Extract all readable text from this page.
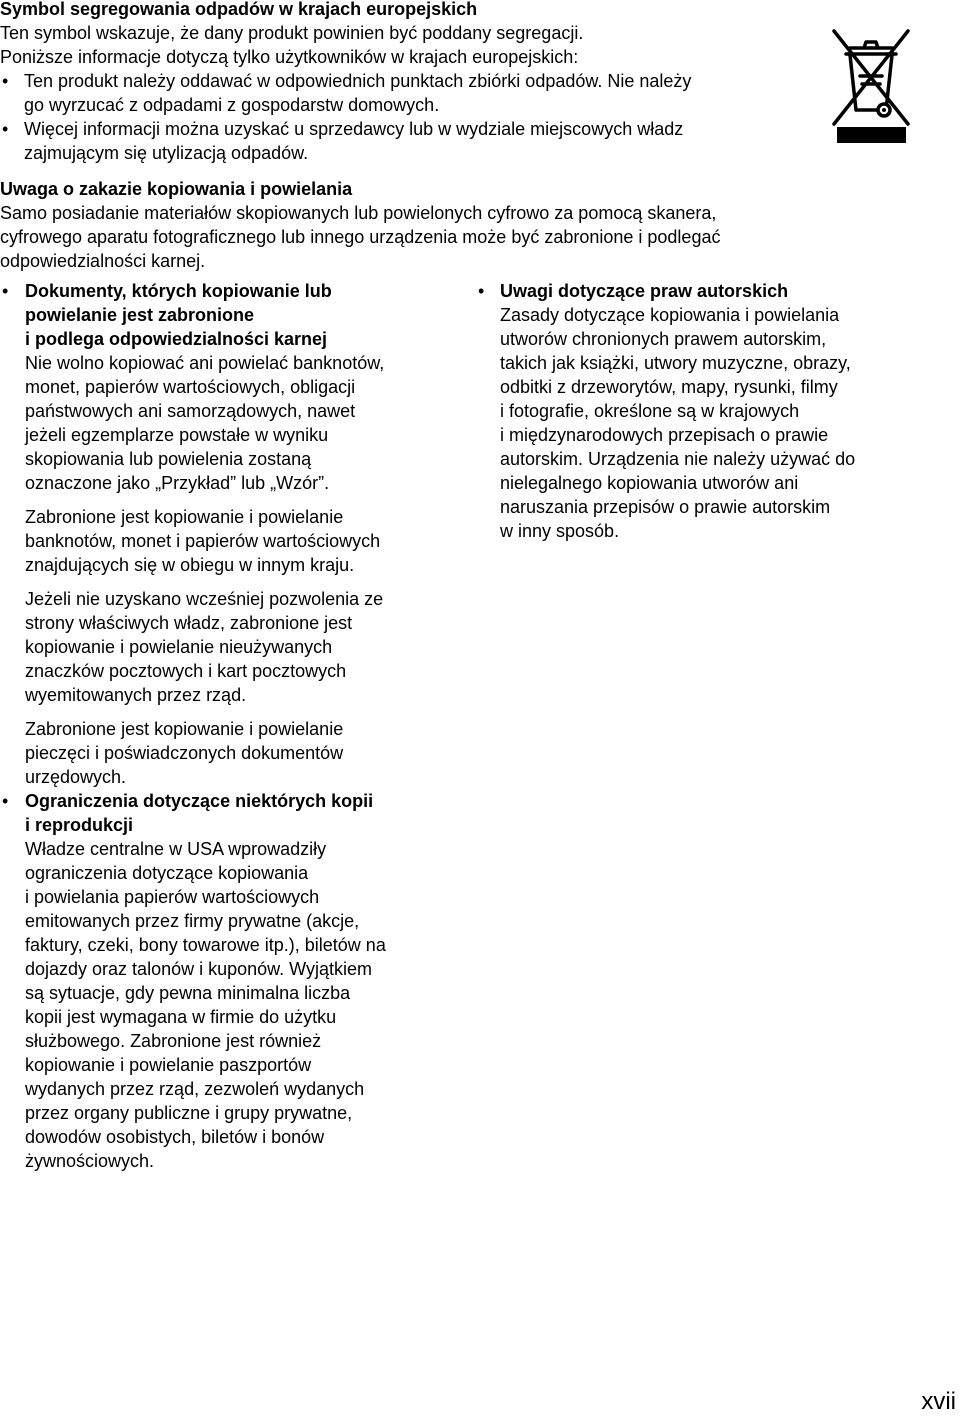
Symbol segregowania odpadów w krajach europejskich
Ten symbol wskazuje, że dany produkt powinien być poddany segregacji.
Poniższe informacje dotyczą tylko użytkowników w krajach europejskich:
• Ten produkt należy oddawać w odpowiednich punktach zbiórki odpadów. Nie należy
go wyrzucać z odpadami z gospodarstw domowych.
• Więcej informacji można uzyskać u sprzedawcy lub w wydziale miejscowych władz
zajmującym się utylizacją odpadów.
Uwaga o zakazie kopiowania i powielania
Samo posiadanie materiałów skopiowanych lub powielonych cyfrowo za pomocą skanera,
cyfrowego aparatu fotograficznego lub innego urządzenia może być zabronione i podlegać
odpowiedzialności karnej.
• Dokumenty, których kopiowanie lub
powielanie jest zabronione
i podlega odpowiedzialności karnej
Nie wolno kopiować ani powielać banknotów,
monet, papierów wartościowych, obligacji
państwowych ani samorządowych, nawet
jeżeli egzemplarze powstałe w wyniku
skopiowania lub powielenia zostaną
oznaczone jako „Przykład” lub „Wzór”.
Zabronione jest kopiowanie i powielanie
banknotów, monet i papierów wartościowych
znajdujących się w obiegu w innym kraju.
Jeżeli nie uzyskano wcześniej pozwolenia ze
strony właściwych władz, zabronione jest
kopiowanie i powielanie nieużywanych
znaczków pocztowych i kart pocztowych
wyemitowanych przez rząd.
Zabronione jest kopiowanie i powielanie
pieczęci i poświadczonych dokumentów
urzędowych.
• Ograniczenia dotyczące niektórych kopii
i reprodukcji
Władze centralne w USA wprowadziły
ograniczenia dotyczące kopiowania
i powielania papierów wartościowych
emitowanych przez firmy prywatne (akcje,
faktury, czeki, bony towarowe itp.), biletów na
dojazdy oraz talonów i kuponów. Wyjątkiem
są sytuacje, gdy pewna minimalna liczba
kopii jest wymagana w firmie do użytku
służbowego. Zabronione jest również
kopiowanie i powielanie paszportów
wydanych przez rząd, zezwoleń wydanych
przez organy publiczne i grupy prywatne,
dowodów osobistych, biletów i bonów
żywnościowych.
• Uwagi dotyczące praw autorskich
Zasady dotyczące kopiowania i powielania
utworów chronionych prawem autorskim,
takich jak książki, utwory muzyczne, obrazy,
odbitki z drzeworytów, mapy, rysunki, filmy
i fotografie, określone są w krajowych
i międzynarodowych przepisach o prawie
autorskim. Urządzenia nie należy używać do
nielegalnego kopiowania utworów ani
naruszania przepisów o prawie autorskim
w inny sposób.
xvii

## Given instruction
Show every line above in which the word "jest" occurs.

## Solution to this problem
powielanie jest zabronione
Zabronione jest kopiowanie i powielanie
strony właściwych władz, zabronione jest
Zabronione jest kopiowanie i powielanie
kopii jest wymagana w firmie do użytku
służbowego. Zabronione jest również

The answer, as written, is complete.